→ Written request: Look through the records below, and copy out every line that holds the string "title".

☆ ☆ ☆ ☆ ☆

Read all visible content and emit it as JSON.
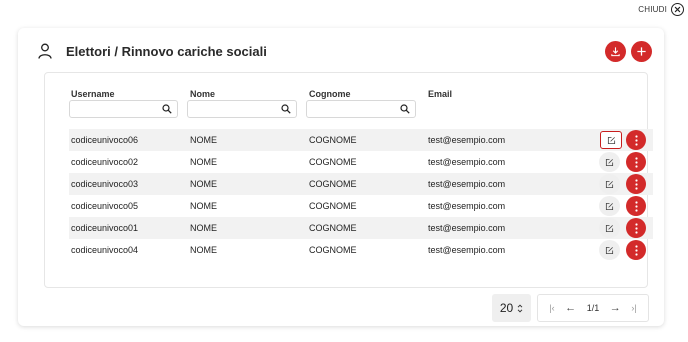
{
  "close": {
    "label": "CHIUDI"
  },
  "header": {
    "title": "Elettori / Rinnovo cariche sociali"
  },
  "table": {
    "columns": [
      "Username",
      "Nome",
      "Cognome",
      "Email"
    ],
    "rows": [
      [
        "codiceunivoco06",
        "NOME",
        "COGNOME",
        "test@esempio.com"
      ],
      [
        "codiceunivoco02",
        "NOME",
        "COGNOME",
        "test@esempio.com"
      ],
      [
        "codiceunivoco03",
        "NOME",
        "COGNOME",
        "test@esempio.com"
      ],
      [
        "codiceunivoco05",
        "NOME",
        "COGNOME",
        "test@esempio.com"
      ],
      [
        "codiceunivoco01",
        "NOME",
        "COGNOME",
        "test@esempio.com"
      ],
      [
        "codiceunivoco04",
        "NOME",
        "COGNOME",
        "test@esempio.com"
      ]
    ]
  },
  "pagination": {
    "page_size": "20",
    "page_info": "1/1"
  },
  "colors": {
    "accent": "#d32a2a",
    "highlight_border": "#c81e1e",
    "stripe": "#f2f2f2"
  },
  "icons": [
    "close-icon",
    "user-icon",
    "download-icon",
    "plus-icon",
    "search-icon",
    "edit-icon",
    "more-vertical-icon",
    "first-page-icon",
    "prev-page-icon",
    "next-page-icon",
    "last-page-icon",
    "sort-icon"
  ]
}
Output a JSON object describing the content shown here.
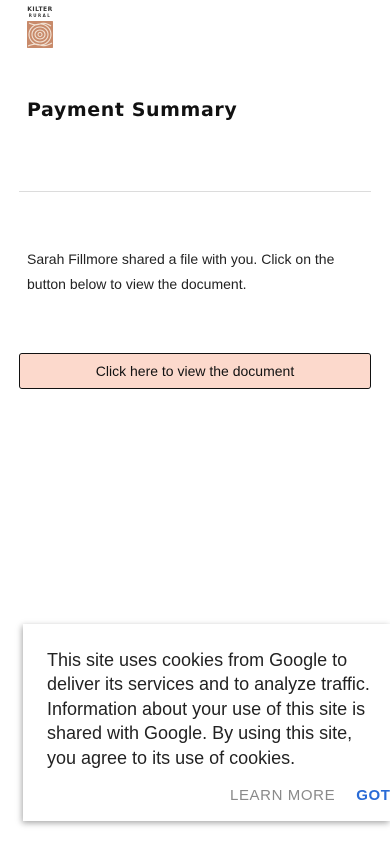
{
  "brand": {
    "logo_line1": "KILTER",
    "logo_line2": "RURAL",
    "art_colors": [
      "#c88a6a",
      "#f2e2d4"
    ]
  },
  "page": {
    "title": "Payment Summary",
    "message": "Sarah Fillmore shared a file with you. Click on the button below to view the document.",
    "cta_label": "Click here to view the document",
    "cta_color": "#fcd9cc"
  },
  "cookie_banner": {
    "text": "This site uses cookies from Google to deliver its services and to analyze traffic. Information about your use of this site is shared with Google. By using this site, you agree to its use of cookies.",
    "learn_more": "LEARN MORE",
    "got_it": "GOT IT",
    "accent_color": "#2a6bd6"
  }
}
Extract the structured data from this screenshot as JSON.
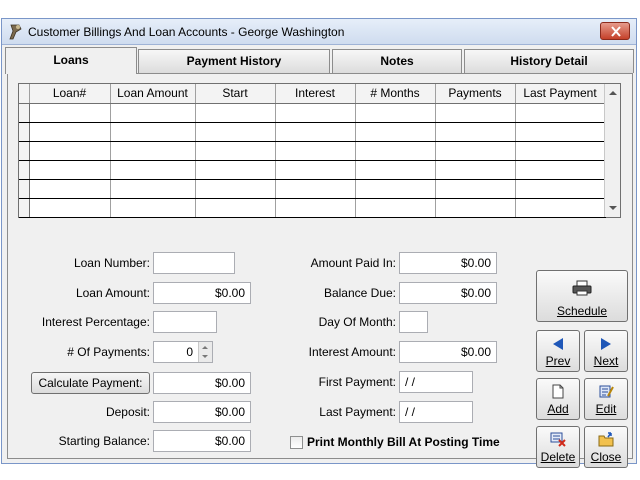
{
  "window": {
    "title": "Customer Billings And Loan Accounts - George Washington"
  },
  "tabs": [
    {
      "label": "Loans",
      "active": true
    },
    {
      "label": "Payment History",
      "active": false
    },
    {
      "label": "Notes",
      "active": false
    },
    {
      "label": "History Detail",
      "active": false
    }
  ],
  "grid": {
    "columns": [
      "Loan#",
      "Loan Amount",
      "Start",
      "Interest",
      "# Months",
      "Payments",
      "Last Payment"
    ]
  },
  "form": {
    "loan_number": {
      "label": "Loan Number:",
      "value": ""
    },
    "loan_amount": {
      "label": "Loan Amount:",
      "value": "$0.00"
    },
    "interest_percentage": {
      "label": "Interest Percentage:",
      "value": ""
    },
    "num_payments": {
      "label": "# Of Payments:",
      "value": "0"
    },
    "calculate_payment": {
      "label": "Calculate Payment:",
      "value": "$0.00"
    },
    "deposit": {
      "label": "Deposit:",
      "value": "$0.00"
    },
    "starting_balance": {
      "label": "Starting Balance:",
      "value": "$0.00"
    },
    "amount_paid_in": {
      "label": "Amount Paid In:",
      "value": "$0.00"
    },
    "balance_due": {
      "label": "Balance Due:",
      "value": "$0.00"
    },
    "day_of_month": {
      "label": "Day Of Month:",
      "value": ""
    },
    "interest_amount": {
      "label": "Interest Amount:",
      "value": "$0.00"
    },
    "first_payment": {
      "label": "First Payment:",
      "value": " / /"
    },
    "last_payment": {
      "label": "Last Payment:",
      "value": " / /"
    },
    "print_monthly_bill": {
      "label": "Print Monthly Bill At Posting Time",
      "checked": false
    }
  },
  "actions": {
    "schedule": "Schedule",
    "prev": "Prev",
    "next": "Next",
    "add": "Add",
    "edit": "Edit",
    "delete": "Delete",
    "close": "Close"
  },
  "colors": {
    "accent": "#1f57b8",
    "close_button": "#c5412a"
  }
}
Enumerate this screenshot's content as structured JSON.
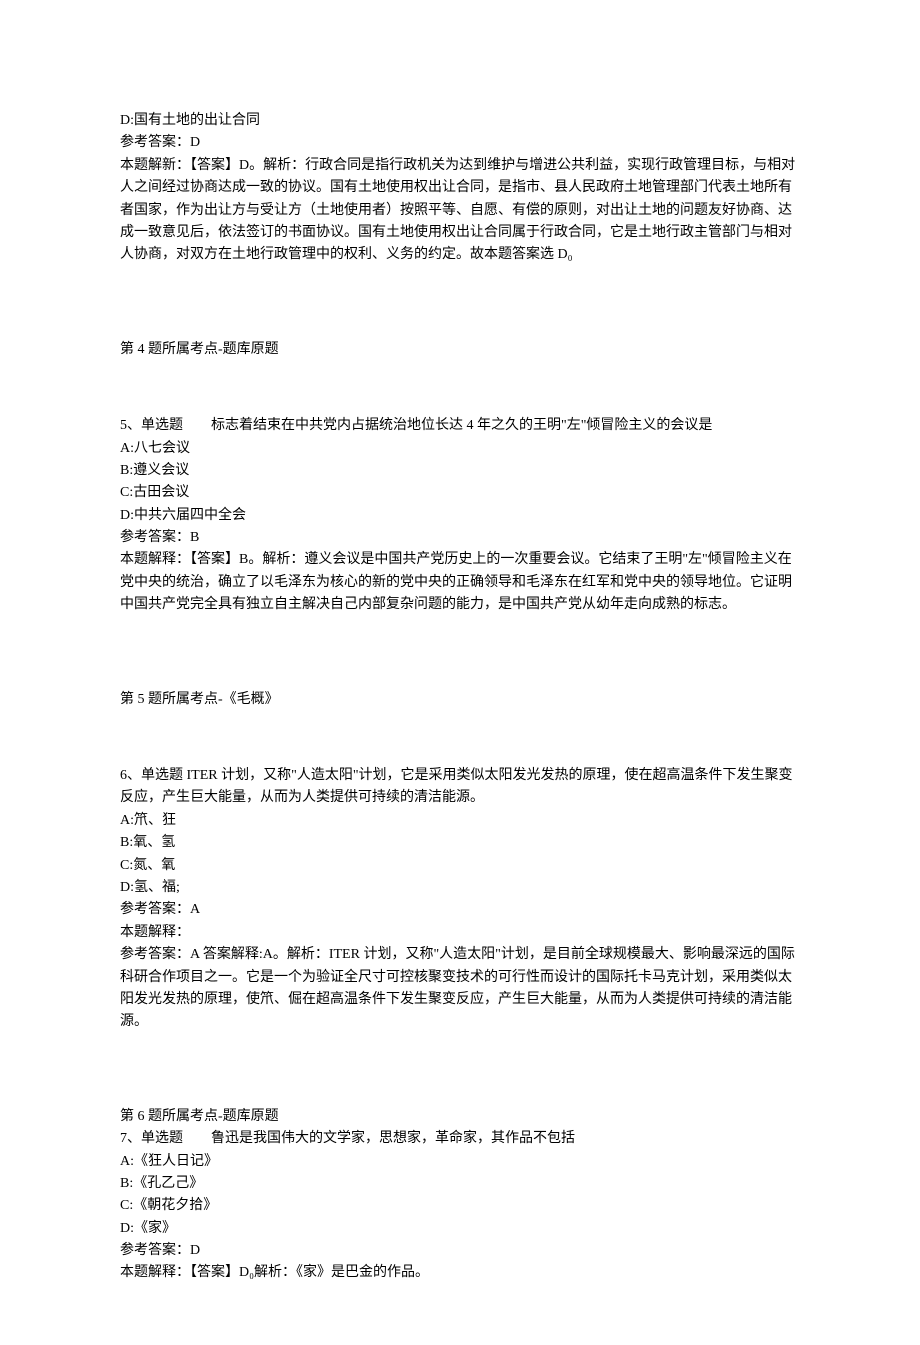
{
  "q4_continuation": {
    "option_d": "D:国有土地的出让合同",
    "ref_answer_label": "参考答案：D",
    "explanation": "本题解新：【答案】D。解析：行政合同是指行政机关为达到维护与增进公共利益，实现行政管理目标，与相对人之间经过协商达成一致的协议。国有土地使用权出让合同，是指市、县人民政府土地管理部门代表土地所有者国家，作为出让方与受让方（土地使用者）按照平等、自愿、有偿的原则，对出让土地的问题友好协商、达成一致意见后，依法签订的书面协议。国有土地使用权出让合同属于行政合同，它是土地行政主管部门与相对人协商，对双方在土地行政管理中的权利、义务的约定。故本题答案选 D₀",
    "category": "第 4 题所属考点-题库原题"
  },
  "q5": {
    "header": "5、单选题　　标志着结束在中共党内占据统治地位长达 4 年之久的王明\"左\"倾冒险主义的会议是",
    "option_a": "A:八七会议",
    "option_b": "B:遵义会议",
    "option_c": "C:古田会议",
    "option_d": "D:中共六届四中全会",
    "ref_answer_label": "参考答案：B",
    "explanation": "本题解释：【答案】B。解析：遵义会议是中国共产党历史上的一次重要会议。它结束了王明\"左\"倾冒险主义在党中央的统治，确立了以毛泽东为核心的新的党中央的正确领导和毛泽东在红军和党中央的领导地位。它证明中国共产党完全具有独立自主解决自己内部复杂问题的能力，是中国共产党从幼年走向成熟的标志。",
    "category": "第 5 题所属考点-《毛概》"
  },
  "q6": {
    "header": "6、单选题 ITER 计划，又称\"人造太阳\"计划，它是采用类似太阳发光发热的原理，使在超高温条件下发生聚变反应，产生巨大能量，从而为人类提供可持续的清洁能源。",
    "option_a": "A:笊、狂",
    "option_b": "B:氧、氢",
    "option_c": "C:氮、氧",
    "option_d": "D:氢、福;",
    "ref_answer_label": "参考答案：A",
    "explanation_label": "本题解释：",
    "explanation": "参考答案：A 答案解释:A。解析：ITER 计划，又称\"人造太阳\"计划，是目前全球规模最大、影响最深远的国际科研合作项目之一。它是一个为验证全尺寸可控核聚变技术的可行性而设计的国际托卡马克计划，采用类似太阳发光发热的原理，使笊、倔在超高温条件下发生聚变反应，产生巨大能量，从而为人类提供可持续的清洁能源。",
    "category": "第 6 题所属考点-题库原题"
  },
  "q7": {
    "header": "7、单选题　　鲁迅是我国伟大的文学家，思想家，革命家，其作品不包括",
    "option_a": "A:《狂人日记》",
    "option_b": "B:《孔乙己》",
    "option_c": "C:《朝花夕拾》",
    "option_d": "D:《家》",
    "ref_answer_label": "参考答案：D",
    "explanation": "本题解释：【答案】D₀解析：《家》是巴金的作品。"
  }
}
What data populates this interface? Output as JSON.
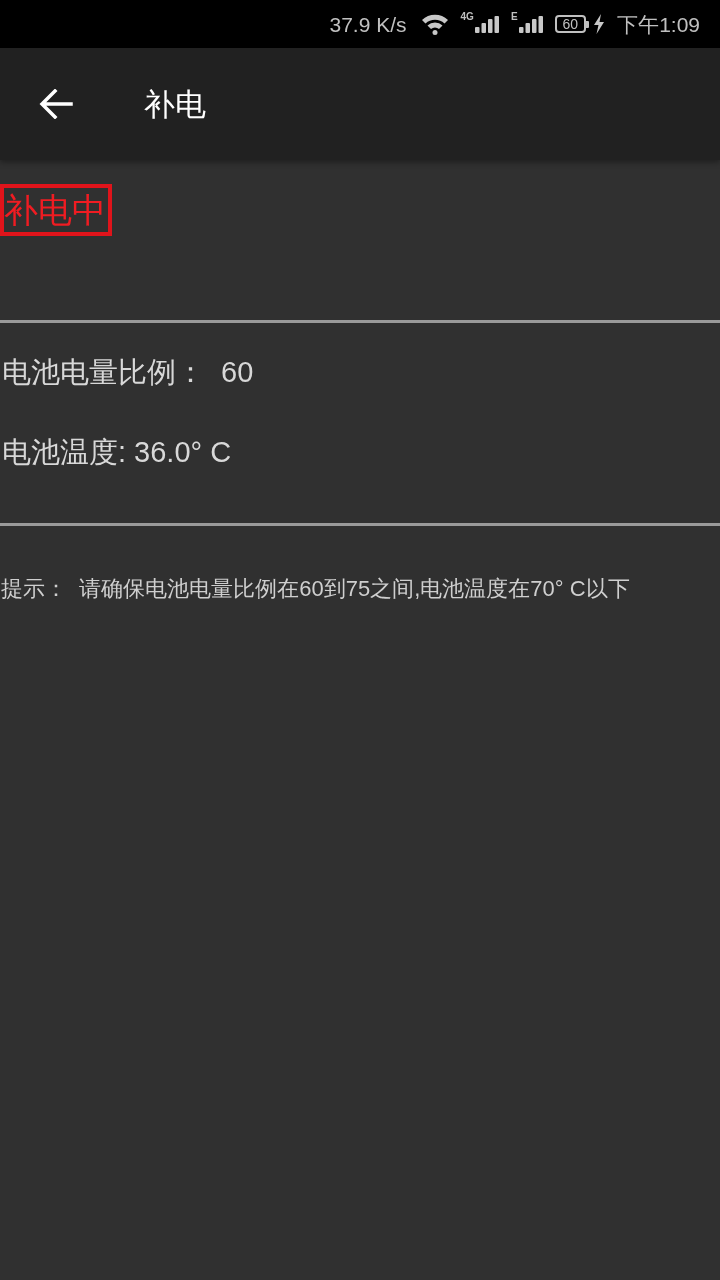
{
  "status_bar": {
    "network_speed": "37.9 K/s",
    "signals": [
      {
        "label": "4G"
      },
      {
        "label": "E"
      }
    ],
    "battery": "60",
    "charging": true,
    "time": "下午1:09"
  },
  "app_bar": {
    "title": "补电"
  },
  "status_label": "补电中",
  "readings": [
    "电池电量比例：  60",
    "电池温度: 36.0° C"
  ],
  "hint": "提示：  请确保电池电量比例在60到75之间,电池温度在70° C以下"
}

☆ ☆ ☆ ☆ ☆

→ Response to the task:
    "title": "Elettori / Rinnovo cariche sociali"
    "title": "Payment Summary",
    "title": "Customer Billings And Loan Accounts - George Washington"
    "title": "补电"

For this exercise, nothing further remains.